Output the entries verbatim, including every line.
________________________________________
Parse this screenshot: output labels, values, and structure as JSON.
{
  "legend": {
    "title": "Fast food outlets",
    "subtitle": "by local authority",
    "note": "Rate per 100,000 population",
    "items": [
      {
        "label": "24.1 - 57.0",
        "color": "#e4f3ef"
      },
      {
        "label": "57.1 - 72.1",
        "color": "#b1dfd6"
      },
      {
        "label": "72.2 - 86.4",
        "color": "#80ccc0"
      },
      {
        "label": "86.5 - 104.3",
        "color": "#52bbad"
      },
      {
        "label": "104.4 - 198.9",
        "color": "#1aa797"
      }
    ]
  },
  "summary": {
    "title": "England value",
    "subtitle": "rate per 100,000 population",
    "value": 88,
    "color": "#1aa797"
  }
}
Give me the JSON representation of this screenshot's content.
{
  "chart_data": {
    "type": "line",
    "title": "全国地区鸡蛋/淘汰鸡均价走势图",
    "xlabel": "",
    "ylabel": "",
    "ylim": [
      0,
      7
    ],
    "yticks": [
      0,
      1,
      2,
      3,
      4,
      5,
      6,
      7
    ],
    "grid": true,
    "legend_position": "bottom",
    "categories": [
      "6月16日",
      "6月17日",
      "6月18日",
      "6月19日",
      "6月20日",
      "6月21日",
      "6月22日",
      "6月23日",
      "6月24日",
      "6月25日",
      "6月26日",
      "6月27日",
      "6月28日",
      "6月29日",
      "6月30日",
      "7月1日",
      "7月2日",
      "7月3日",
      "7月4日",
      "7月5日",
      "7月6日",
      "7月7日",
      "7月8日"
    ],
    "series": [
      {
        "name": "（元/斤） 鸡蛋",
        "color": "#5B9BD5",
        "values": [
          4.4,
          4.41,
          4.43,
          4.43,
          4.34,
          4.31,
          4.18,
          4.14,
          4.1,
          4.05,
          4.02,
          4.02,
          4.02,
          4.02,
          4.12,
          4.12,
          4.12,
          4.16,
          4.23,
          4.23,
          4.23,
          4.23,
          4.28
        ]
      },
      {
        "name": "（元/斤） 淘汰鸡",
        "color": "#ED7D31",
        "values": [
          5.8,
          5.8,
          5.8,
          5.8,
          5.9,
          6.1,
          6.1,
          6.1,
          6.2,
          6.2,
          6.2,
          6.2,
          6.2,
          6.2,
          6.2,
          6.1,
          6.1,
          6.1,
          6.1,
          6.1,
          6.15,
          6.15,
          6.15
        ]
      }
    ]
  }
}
________________________________________
Solution to this task -
Parse this screenshot: output labels, values, and structure as JSON.
{
  "legend": {
    "title": "Fast food outlets",
    "subtitle": "by local authority",
    "note": "Rate per 100,000 population",
    "items": [
      {
        "label": "24.1 - 57.0",
        "color": "#e4f3ef"
      },
      {
        "label": "57.1 - 72.1",
        "color": "#b1dfd6"
      },
      {
        "label": "72.2 - 86.4",
        "color": "#80ccc0"
      },
      {
        "label": "86.5 - 104.3",
        "color": "#52bbad"
      },
      {
        "label": "104.4 - 198.9",
        "color": "#1aa797"
      }
    ]
  },
  "summary": {
    "title": "England value",
    "subtitle": "rate per 100,000 population",
    "value": 88,
    "color": "#1aa797"
  }
}
Give me the JSON representation of this screenshot's content.
{
  "chart_data": {
    "type": "line",
    "title": "全国地区鸡蛋/淘汰鸡均价走势图",
    "xlabel": "",
    "ylabel": "",
    "ylim": [
      0,
      7
    ],
    "yticks": [
      0,
      1,
      2,
      3,
      4,
      5,
      6,
      7
    ],
    "grid": true,
    "legend_position": "bottom",
    "categories": [
      "6月16日",
      "6月17日",
      "6月18日",
      "6月19日",
      "6月20日",
      "6月21日",
      "6月22日",
      "6月23日",
      "6月24日",
      "6月25日",
      "6月26日",
      "6月27日",
      "6月28日",
      "6月29日",
      "6月30日",
      "7月1日",
      "7月2日",
      "7月3日",
      "7月4日",
      "7月5日",
      "7月6日",
      "7月7日",
      "7月8日"
    ],
    "series": [
      {
        "name": "（元/斤） 鸡蛋",
        "color": "#5B9BD5",
        "values": [
          4.4,
          4.41,
          4.43,
          4.43,
          4.34,
          4.31,
          4.18,
          4.14,
          4.1,
          4.05,
          4.02,
          4.02,
          4.02,
          4.02,
          4.12,
          4.12,
          4.12,
          4.16,
          4.23,
          4.23,
          4.23,
          4.23,
          4.28
        ]
      },
      {
        "name": "（元/斤） 淘汰鸡",
        "color": "#ED7D31",
        "values": [
          5.8,
          5.8,
          5.8,
          5.8,
          5.9,
          6.1,
          6.1,
          6.1,
          6.2,
          6.2,
          6.2,
          6.2,
          6.2,
          6.2,
          6.2,
          6.1,
          6.1,
          6.1,
          6.1,
          6.1,
          6.15,
          6.15,
          6.15
        ]
      }
    ]
  }
}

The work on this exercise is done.